**** INPUT FOR THIS TASK ****
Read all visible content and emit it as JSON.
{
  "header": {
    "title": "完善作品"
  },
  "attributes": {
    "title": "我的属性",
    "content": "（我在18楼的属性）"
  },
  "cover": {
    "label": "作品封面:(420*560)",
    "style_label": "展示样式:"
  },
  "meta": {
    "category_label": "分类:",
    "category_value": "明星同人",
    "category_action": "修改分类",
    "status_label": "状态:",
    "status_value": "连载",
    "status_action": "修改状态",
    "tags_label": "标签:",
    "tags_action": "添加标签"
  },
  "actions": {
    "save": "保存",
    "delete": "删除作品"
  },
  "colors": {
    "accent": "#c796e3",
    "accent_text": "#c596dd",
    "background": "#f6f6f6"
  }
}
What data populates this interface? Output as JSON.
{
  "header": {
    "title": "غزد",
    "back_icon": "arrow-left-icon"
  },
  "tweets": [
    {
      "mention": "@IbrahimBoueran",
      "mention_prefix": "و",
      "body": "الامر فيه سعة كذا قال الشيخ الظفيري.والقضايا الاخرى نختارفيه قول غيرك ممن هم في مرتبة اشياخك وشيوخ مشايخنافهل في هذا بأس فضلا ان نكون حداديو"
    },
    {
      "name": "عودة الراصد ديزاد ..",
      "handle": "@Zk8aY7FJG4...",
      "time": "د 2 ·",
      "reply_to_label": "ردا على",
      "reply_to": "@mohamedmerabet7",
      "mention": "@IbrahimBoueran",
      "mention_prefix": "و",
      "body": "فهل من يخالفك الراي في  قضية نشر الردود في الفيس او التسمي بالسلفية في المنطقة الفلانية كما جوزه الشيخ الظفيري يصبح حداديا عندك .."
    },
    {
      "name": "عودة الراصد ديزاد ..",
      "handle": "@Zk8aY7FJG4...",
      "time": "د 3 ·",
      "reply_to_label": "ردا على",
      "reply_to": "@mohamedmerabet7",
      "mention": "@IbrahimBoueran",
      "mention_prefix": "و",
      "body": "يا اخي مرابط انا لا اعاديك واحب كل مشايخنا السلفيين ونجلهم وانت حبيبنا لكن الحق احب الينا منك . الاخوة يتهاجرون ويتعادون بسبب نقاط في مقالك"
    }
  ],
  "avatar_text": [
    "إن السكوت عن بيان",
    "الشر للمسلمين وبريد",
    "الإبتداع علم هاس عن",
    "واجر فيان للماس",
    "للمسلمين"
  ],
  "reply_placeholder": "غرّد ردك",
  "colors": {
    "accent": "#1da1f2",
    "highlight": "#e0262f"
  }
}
****
» **SET PROBLEM**
Each line that holds the word "content" should be extracted from the records.

» **FINISHED EXERCISE**
Read all visible content and emit it as JSON.
    "content": "（我在18楼的属性）"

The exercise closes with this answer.